→ **What you need to do**: Among the lines of these entries, how many hold the word "номинальное"? State only the number.

--- START Input material ---

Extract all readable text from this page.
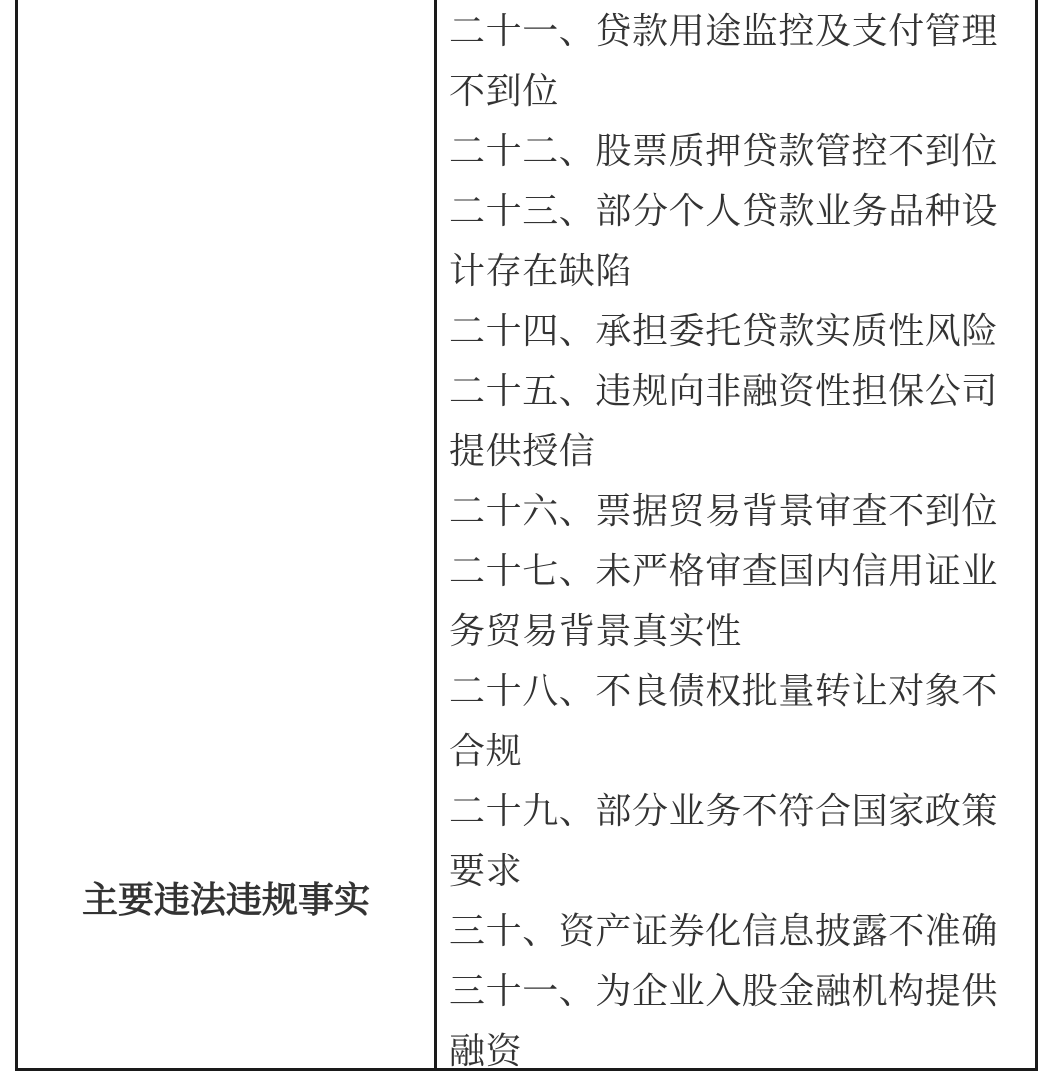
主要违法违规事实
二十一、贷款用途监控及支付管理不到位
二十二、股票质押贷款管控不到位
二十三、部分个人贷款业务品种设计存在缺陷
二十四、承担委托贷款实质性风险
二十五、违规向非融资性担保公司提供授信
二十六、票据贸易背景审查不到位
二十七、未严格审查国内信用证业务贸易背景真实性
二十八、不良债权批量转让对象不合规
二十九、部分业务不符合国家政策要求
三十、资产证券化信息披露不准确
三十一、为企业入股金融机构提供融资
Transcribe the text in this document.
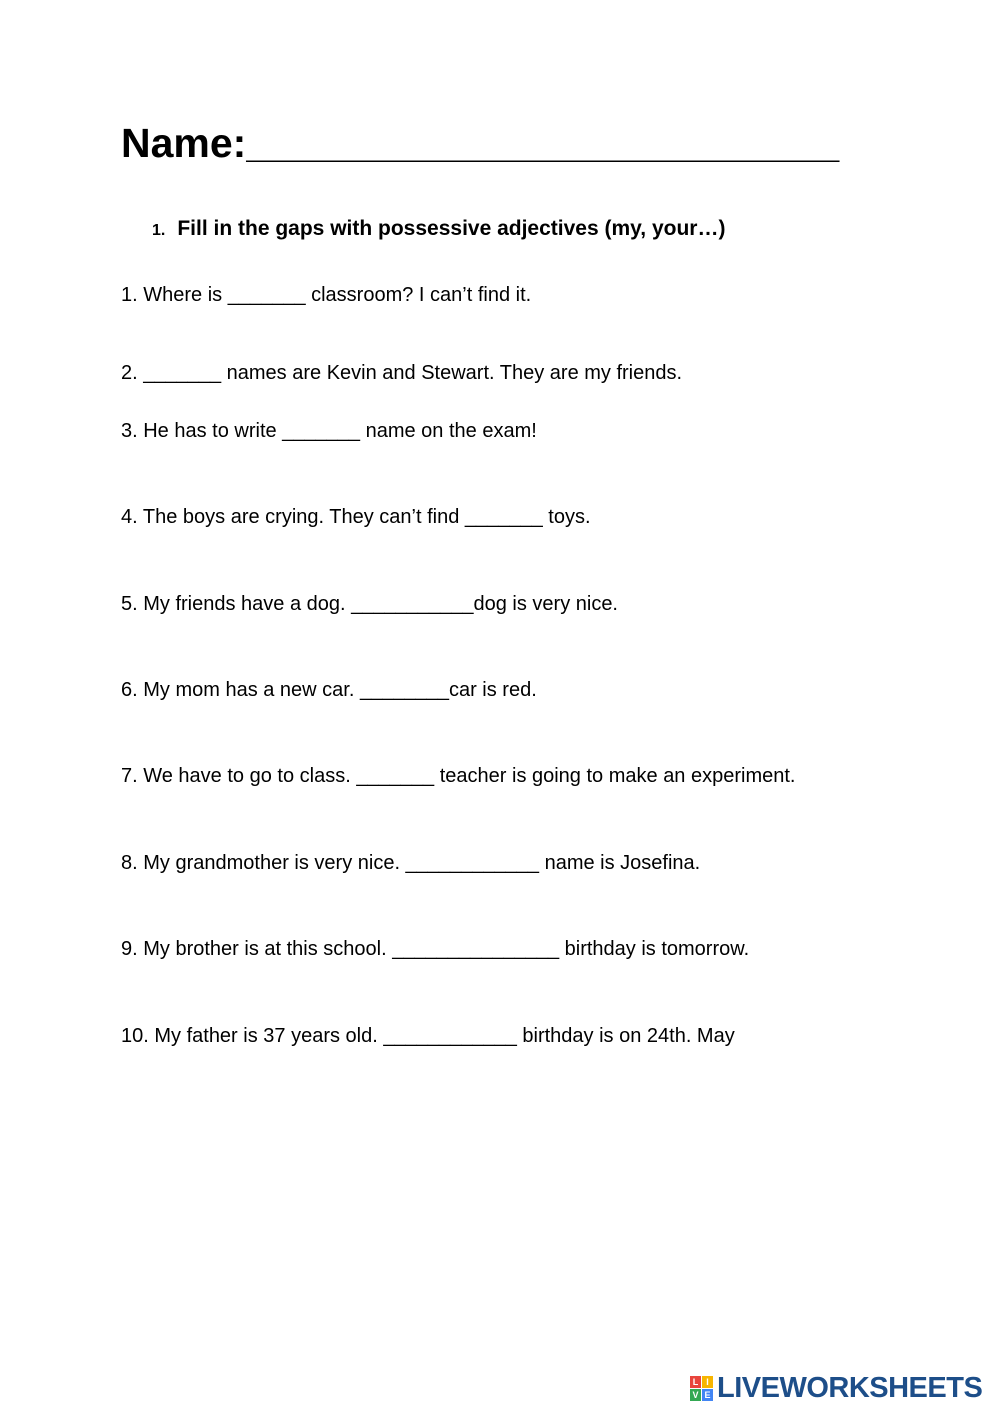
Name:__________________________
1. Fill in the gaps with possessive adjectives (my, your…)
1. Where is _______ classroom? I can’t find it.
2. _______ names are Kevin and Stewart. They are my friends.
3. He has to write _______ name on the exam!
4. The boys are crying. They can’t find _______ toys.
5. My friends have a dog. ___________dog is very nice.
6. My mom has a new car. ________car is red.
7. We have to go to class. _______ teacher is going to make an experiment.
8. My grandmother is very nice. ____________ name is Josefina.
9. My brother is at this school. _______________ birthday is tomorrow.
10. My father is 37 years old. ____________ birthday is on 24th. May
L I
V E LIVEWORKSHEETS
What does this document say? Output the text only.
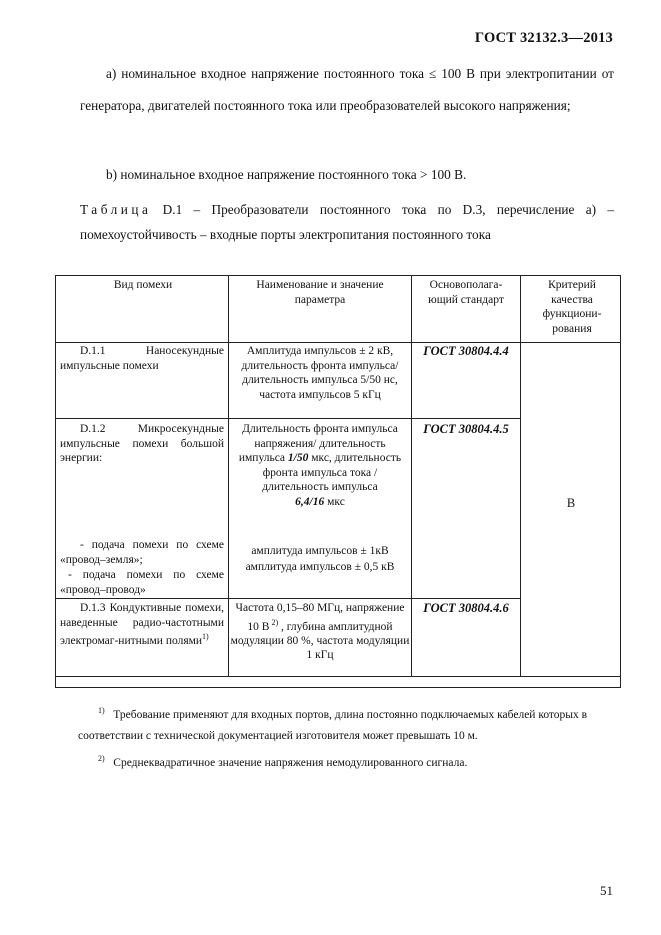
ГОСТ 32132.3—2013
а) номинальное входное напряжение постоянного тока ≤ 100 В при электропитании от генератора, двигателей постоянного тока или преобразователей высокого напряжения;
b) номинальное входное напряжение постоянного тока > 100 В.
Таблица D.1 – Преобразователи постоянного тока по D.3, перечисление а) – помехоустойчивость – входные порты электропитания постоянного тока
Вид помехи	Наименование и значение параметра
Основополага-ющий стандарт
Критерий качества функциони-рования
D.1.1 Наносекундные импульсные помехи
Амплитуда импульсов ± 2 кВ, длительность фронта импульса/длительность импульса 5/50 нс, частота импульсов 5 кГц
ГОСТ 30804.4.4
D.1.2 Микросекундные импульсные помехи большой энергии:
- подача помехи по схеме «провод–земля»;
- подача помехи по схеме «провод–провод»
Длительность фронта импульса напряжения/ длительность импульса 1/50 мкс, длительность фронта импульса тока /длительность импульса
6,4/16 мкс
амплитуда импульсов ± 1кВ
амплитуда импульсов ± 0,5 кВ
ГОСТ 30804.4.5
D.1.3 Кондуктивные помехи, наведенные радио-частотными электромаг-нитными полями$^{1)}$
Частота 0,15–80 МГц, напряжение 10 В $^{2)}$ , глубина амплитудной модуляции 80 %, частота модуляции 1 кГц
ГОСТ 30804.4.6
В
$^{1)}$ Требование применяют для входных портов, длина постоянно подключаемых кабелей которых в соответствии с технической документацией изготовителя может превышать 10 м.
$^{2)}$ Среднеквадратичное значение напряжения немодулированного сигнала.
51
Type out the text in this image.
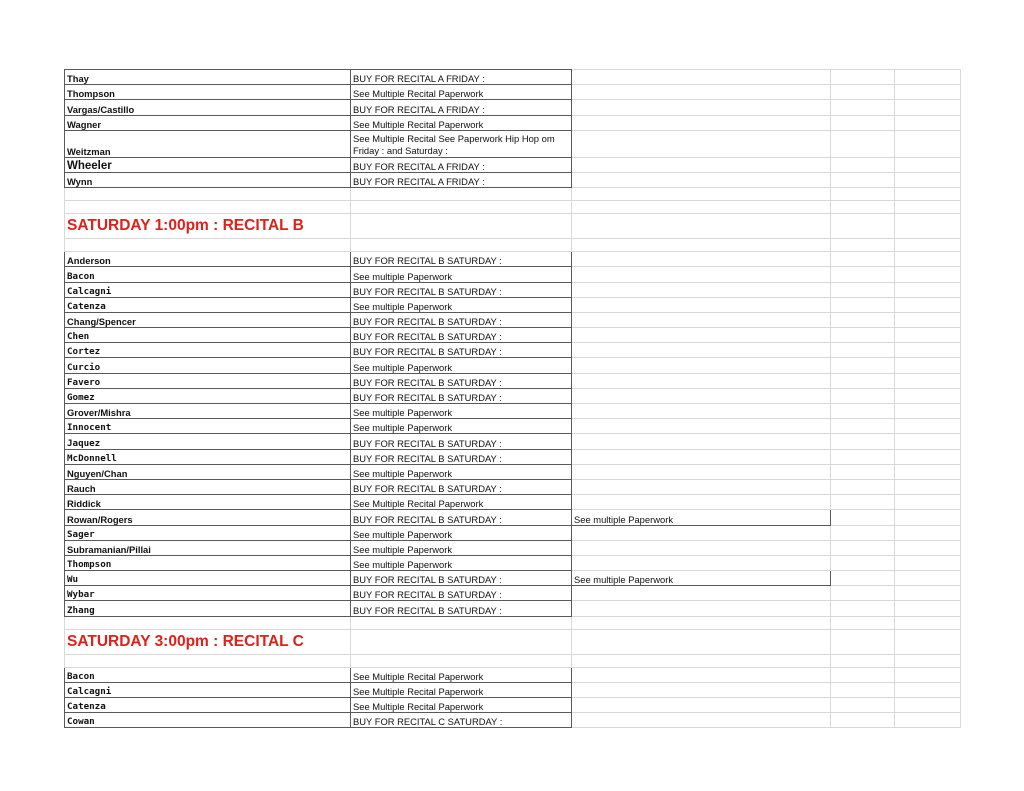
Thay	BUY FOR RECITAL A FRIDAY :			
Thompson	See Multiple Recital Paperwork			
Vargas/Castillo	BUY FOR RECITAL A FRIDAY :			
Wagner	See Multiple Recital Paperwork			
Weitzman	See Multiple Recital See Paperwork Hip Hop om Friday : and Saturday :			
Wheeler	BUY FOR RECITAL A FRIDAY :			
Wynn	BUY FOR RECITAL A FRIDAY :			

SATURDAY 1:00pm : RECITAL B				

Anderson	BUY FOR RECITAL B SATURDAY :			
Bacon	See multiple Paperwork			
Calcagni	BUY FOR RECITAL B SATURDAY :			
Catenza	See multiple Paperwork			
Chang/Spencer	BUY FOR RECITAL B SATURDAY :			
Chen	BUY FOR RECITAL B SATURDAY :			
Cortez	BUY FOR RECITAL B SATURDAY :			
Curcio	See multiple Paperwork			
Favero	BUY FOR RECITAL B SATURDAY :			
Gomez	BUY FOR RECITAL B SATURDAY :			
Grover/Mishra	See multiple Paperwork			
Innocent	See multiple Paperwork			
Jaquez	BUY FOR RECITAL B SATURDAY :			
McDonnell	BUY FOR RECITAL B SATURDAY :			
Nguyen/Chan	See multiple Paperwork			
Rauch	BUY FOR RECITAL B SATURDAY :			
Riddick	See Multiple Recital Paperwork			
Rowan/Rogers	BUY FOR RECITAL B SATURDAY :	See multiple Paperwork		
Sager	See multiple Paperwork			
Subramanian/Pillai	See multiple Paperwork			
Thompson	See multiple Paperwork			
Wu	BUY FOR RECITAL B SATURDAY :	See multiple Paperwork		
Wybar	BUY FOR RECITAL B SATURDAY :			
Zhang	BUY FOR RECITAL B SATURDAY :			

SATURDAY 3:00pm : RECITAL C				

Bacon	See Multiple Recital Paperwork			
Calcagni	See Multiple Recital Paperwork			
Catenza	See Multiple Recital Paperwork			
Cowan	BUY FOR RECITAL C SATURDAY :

--- END Input material ---

→ **Output below**: 2